(Data tied to figure images)
================================

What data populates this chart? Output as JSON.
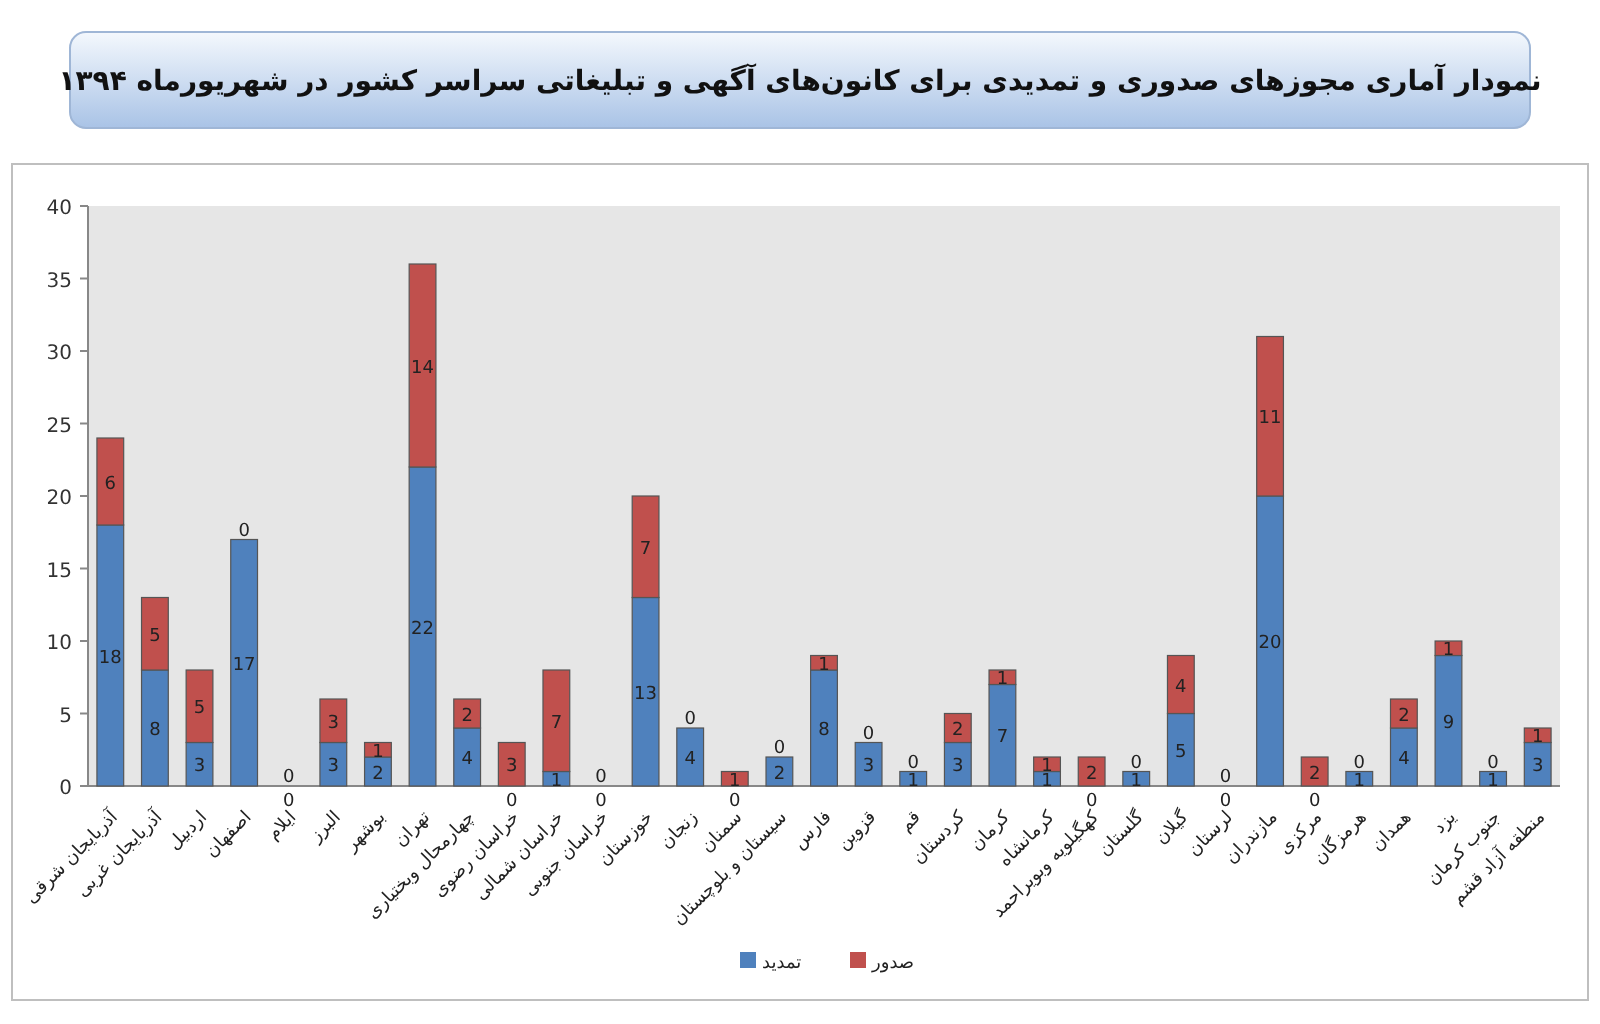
{
  "chart_data": {
    "type": "bar",
    "stacked": true,
    "title": "نمودار آماری مجوزهای صدوری و تمدیدی برای کانون‌های آگهی و تبلیغاتی سراسر کشور در شهریورماه ۱۳۹۴",
    "categories": [
      "آذربایجان شرقی",
      "آذربایجان غربی",
      "اردبیل",
      "اصفهان",
      "ایلام",
      "البرز",
      "بوشهر",
      "تهران",
      "چهارمحال وبختیاری",
      "خراسان رضوی",
      "خراسان شمالی",
      "خراسان جنوبی",
      "خوزستان",
      "زنجان",
      "سمنان",
      "سیستان و بلوچستان",
      "فارس",
      "قزوین",
      "قم",
      "کردستان",
      "کرمان",
      "کرمانشاه",
      "کهگیلویه وبویراحمد",
      "گلستان",
      "گیلان",
      "لرستان",
      "مازندران",
      "مرکزی",
      "هرمزگان",
      "همدان",
      "یزد",
      "جنوب کرمان",
      "منطقه آزاد قشم"
    ],
    "series": [
      {
        "name": "تمدید",
        "color": "#4f81bd",
        "values": [
          18,
          8,
          3,
          17,
          0,
          3,
          2,
          22,
          4,
          0,
          1,
          0,
          13,
          4,
          0,
          2,
          8,
          3,
          1,
          3,
          7,
          1,
          0,
          1,
          5,
          0,
          20,
          0,
          1,
          4,
          9,
          1,
          3
        ]
      },
      {
        "name": "صدور",
        "color": "#c0504d",
        "values": [
          6,
          5,
          5,
          0,
          0,
          3,
          1,
          14,
          2,
          3,
          7,
          0,
          7,
          0,
          1,
          0,
          1,
          0,
          0,
          2,
          1,
          1,
          2,
          0,
          4,
          0,
          11,
          2,
          0,
          2,
          1,
          0,
          1
        ]
      }
    ],
    "ylim": [
      0,
      40
    ],
    "yticks": [
      0,
      5,
      10,
      15,
      20,
      25,
      30,
      35,
      40
    ],
    "data_labels": true,
    "legend": "bottom",
    "grid": false
  }
}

================================

What is expected: Omit the pictures, and quote the material above exactly as given.

Task response:
What data populates this chart? Output as JSON.
{
  "chart_data": {
    "type": "bar",
    "stacked": true,
    "title": "نمودار آماری مجوزهای صدوری و تمدیدی برای کانون‌های آگهی و تبلیغاتی سراسر کشور در شهریورماه ۱۳۹۴",
    "categories": [
      "آذربایجان شرقی",
      "آذربایجان غربی",
      "اردبیل",
      "اصفهان",
      "ایلام",
      "البرز",
      "بوشهر",
      "تهران",
      "چهارمحال وبختیاری",
      "خراسان رضوی",
      "خراسان شمالی",
      "خراسان جنوبی",
      "خوزستان",
      "زنجان",
      "سمنان",
      "سیستان و بلوچستان",
      "فارس",
      "قزوین",
      "قم",
      "کردستان",
      "کرمان",
      "کرمانشاه",
      "کهگیلویه وبویراحمد",
      "گلستان",
      "گیلان",
      "لرستان",
      "مازندران",
      "مرکزی",
      "هرمزگان",
      "همدان",
      "یزد",
      "جنوب کرمان",
      "منطقه آزاد قشم"
    ],
    "series": [
      {
        "name": "تمدید",
        "color": "#4f81bd",
        "values": [
          18,
          8,
          3,
          17,
          0,
          3,
          2,
          22,
          4,
          0,
          1,
          0,
          13,
          4,
          0,
          2,
          8,
          3,
          1,
          3,
          7,
          1,
          0,
          1,
          5,
          0,
          20,
          0,
          1,
          4,
          9,
          1,
          3
        ]
      },
      {
        "name": "صدور",
        "color": "#c0504d",
        "values": [
          6,
          5,
          5,
          0,
          0,
          3,
          1,
          14,
          2,
          3,
          7,
          0,
          7,
          0,
          1,
          0,
          1,
          0,
          0,
          2,
          1,
          1,
          2,
          0,
          4,
          0,
          11,
          2,
          0,
          2,
          1,
          0,
          1
        ]
      }
    ],
    "ylim": [
      0,
      40
    ],
    "yticks": [
      0,
      5,
      10,
      15,
      20,
      25,
      30,
      35,
      40
    ],
    "data_labels": true,
    "legend": "bottom",
    "grid": false
  }
}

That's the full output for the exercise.